(Data entries)
• • •

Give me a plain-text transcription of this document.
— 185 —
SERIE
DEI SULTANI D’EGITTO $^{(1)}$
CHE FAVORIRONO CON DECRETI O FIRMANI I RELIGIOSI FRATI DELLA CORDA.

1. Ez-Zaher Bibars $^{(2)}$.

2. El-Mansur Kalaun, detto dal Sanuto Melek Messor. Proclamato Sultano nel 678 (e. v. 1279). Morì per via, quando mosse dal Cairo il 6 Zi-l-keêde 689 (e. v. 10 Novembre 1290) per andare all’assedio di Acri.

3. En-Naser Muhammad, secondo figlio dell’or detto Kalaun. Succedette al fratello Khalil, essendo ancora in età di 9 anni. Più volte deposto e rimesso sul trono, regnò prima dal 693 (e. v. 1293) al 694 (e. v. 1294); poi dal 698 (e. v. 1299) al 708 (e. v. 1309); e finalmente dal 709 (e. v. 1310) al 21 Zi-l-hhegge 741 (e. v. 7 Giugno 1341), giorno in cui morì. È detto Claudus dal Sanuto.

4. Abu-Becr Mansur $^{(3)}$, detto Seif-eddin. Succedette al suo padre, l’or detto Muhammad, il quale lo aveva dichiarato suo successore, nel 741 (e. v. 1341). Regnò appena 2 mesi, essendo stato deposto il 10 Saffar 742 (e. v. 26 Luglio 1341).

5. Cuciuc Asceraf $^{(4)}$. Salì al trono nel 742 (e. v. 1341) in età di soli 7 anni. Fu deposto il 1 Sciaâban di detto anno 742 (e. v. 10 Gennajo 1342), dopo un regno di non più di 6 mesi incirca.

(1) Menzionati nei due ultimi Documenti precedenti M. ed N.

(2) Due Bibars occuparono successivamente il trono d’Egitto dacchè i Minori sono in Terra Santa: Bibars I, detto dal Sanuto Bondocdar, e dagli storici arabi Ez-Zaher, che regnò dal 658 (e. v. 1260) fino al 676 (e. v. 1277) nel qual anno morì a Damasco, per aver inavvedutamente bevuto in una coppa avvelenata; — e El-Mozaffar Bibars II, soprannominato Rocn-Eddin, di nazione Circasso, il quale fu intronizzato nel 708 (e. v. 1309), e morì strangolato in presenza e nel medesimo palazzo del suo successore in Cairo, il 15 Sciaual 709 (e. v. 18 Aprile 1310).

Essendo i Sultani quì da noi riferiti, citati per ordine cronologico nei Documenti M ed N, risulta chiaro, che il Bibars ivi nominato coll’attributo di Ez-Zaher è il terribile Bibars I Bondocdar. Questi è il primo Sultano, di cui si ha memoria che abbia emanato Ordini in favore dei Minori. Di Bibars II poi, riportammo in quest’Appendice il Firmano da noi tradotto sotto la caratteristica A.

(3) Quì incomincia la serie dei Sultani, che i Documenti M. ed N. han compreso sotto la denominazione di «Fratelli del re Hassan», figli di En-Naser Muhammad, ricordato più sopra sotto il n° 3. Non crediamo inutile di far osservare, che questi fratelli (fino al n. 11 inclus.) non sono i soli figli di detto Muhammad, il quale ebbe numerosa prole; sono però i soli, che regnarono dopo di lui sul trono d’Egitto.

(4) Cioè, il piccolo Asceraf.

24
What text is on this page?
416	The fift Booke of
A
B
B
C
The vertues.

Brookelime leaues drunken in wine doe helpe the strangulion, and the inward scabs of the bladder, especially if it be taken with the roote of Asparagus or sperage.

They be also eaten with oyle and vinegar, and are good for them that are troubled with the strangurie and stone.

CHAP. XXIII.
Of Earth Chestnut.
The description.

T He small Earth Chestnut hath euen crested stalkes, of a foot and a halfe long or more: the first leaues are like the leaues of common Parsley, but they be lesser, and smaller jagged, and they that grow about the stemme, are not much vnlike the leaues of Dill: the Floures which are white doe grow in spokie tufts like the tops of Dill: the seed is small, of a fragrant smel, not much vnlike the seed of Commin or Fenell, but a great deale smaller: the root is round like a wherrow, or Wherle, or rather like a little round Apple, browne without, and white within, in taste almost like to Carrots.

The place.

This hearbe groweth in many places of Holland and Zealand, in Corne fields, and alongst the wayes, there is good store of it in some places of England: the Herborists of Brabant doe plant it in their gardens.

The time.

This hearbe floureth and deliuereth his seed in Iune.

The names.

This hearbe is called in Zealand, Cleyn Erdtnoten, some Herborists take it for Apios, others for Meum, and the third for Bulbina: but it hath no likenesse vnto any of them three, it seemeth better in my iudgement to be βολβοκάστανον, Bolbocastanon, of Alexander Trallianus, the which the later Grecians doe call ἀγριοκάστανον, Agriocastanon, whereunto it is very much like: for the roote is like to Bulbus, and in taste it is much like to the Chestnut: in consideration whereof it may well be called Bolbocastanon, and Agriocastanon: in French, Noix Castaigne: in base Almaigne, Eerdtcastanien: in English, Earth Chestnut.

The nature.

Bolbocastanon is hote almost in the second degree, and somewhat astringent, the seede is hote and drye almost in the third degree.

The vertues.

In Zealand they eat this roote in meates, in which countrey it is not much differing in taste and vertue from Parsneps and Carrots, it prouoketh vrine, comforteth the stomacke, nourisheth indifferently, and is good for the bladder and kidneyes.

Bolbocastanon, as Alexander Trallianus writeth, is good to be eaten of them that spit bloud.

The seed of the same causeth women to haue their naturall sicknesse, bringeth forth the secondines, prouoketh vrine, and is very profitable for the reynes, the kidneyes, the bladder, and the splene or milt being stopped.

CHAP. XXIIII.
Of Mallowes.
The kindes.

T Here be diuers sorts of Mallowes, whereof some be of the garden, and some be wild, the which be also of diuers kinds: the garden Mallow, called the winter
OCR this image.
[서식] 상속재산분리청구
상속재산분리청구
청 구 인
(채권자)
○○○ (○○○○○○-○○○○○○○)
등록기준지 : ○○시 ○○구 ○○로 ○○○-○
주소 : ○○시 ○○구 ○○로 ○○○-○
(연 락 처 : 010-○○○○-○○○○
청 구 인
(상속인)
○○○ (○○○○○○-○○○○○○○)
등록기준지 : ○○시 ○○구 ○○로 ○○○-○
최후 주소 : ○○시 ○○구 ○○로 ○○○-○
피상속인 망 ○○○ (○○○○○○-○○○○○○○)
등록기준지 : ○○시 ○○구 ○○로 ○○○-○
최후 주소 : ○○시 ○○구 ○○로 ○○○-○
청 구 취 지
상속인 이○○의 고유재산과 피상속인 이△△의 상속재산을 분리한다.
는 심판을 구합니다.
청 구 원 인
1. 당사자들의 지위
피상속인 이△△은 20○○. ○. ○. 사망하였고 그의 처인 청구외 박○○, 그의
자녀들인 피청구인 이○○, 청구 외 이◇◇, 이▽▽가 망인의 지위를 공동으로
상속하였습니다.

• • •

### What you need to do
Extract, word for word, each line of the listing above.

### Answer below
Give me a plain-text transcription of this document.
— 185 —
SERIE
DEI SULTANI D’EGITTO $^{(1)}$
CHE FAVORIRONO CON DECRETI O FIRMANI I RELIGIOSI FRATI DELLA CORDA.

1. Ez-Zaher Bibars $^{(2)}$.

2. El-Mansur Kalaun, detto dal Sanuto Melek Messor. Proclamato Sultano nel 678 (e. v. 1279). Morì per via, quando mosse dal Cairo il 6 Zi-l-keêde 689 (e. v. 10 Novembre 1290) per andare all’assedio di Acri.

3. En-Naser Muhammad, secondo figlio dell’or detto Kalaun. Succedette al fratello Khalil, essendo ancora in età di 9 anni. Più volte deposto e rimesso sul trono, regnò prima dal 693 (e. v. 1293) al 694 (e. v. 1294); poi dal 698 (e. v. 1299) al 708 (e. v. 1309); e finalmente dal 709 (e. v. 1310) al 21 Zi-l-hhegge 741 (e. v. 7 Giugno 1341), giorno in cui morì. È detto Claudus dal Sanuto.

4. Abu-Becr Mansur $^{(3)}$, detto Seif-eddin. Succedette al suo padre, l’or detto Muhammad, il quale lo aveva dichiarato suo successore, nel 741 (e. v. 1341). Regnò appena 2 mesi, essendo stato deposto il 10 Saffar 742 (e. v. 26 Luglio 1341).

5. Cuciuc Asceraf $^{(4)}$. Salì al trono nel 742 (e. v. 1341) in età di soli 7 anni. Fu deposto il 1 Sciaâban di detto anno 742 (e. v. 10 Gennajo 1342), dopo un regno di non più di 6 mesi incirca.

(1) Menzionati nei due ultimi Documenti precedenti M. ed N.

(2) Due Bibars occuparono successivamente il trono d’Egitto dacchè i Minori sono in Terra Santa: Bibars I, detto dal Sanuto Bondocdar, e dagli storici arabi Ez-Zaher, che regnò dal 658 (e. v. 1260) fino al 676 (e. v. 1277) nel qual anno morì a Damasco, per aver inavvedutamente bevuto in una coppa avvelenata; — e El-Mozaffar Bibars II, soprannominato Rocn-Eddin, di nazione Circasso, il quale fu intronizzato nel 708 (e. v. 1309), e morì strangolato in presenza e nel medesimo palazzo del suo successore in Cairo, il 15 Sciaual 709 (e. v. 18 Aprile 1310).

Essendo i Sultani quì da noi riferiti, citati per ordine cronologico nei Documenti M ed N, risulta chiaro, che il Bibars ivi nominato coll’attributo di Ez-Zaher è il terribile Bibars I Bondocdar. Questi è il primo Sultano, di cui si ha memoria che abbia emanato Ordini in favore dei Minori. Di Bibars II poi, riportammo in quest’Appendice il Firmano da noi tradotto sotto la caratteristica A.

(3) Quì incomincia la serie dei Sultani, che i Documenti M. ed N. han compreso sotto la denominazione di «Fratelli del re Hassan», figli di En-Naser Muhammad, ricordato più sopra sotto il n° 3. Non crediamo inutile di far osservare, che questi fratelli (fino al n. 11 inclus.) non sono i soli figli di detto Muhammad, il quale ebbe numerosa prole; sono però i soli, che regnarono dopo di lui sul trono d’Egitto.

(4) Cioè, il piccolo Asceraf.

24
What text is on this page?
416	The fift Booke of
A
B
B
C
The vertues.

Brookelime leaues drunken in wine doe helpe the strangulion, and the inward scabs of the bladder, especially if it be taken with the roote of Asparagus or sperage.

They be also eaten with oyle and vinegar, and are good for them that are troubled with the strangurie and stone.

CHAP. XXIII.
Of Earth Chestnut.
The description.

T He small Earth Chestnut hath euen crested stalkes, of a foot and a halfe long or more: the first leaues are like the leaues of common Parsley, but they be lesser, and smaller jagged, and they that grow about the stemme, are not much vnlike the leaues of Dill: the Floures which are white doe grow in spokie tufts like the tops of Dill: the seed is small, of a fragrant smel, not much vnlike the seed of Commin or Fenell, but a great deale smaller: the root is round like a wherrow, or Wherle, or rather like a little round Apple, browne without, and white within, in taste almost like to Carrots.

The place.

This hearbe groweth in many places of Holland and Zealand, in Corne fields, and alongst the wayes, there is good store of it in some places of England: the Herborists of Brabant doe plant it in their gardens.

The time.

This hearbe floureth and deliuereth his seed in Iune.

The names.

This hearbe is called in Zealand, Cleyn Erdtnoten, some Herborists take it for Apios, others for Meum, and the third for Bulbina: but it hath no likenesse vnto any of them three, it seemeth better in my iudgement to be βολβοκάστανον, Bolbocastanon, of Alexander Trallianus, the which the later Grecians doe call ἀγριοκάστανον, Agriocastanon, whereunto it is very much like: for the roote is like to Bulbus, and in taste it is much like to the Chestnut: in consideration whereof it may well be called Bolbocastanon, and Agriocastanon: in French, Noix Castaigne: in base Almaigne, Eerdtcastanien: in English, Earth Chestnut.

The nature.

Bolbocastanon is hote almost in the second degree, and somewhat astringent, the seede is hote and drye almost in the third degree.

The vertues.

In Zealand they eat this roote in meates, in which countrey it is not much differing in taste and vertue from Parsneps and Carrots, it prouoketh vrine, comforteth the stomacke, nourisheth indifferently, and is good for the bladder and kidneyes.

Bolbocastanon, as Alexander Trallianus writeth, is good to be eaten of them that spit bloud.

The seed of the same causeth women to haue their naturall sicknesse, bringeth forth the secondines, prouoketh vrine, and is very profitable for the reynes, the kidneyes, the bladder, and the splene or milt being stopped.

CHAP. XXIIII.
Of Mallowes.
The kindes.

T Here be diuers sorts of Mallowes, whereof some be of the garden, and some be wild, the which be also of diuers kinds: the garden Mallow, called the winter
OCR this image.
[서식] 상속재산분리청구
상속재산분리청구
청 구 인
(채권자)
○○○ (○○○○○○-○○○○○○○)
등록기준지 : ○○시 ○○구 ○○로 ○○○-○
주소 : ○○시 ○○구 ○○로 ○○○-○
(연 락 처 : 010-○○○○-○○○○
청 구 인
(상속인)
○○○ (○○○○○○-○○○○○○○)
등록기준지 : ○○시 ○○구 ○○로 ○○○-○
최후 주소 : ○○시 ○○구 ○○로 ○○○-○
피상속인 망 ○○○ (○○○○○○-○○○○○○○)
등록기준지 : ○○시 ○○구 ○○로 ○○○-○
최후 주소 : ○○시 ○○구 ○○로 ○○○-○
청 구 취 지
상속인 이○○의 고유재산과 피상속인 이△△의 상속재산을 분리한다.
는 심판을 구합니다.
청 구 원 인
1. 당사자들의 지위
피상속인 이△△은 20○○. ○. ○. 사망하였고 그의 처인 청구외 박○○, 그의
자녀들인 피청구인 이○○, 청구 외 이◇◇, 이▽▽가 망인의 지위를 공동으로
상속하였습니다.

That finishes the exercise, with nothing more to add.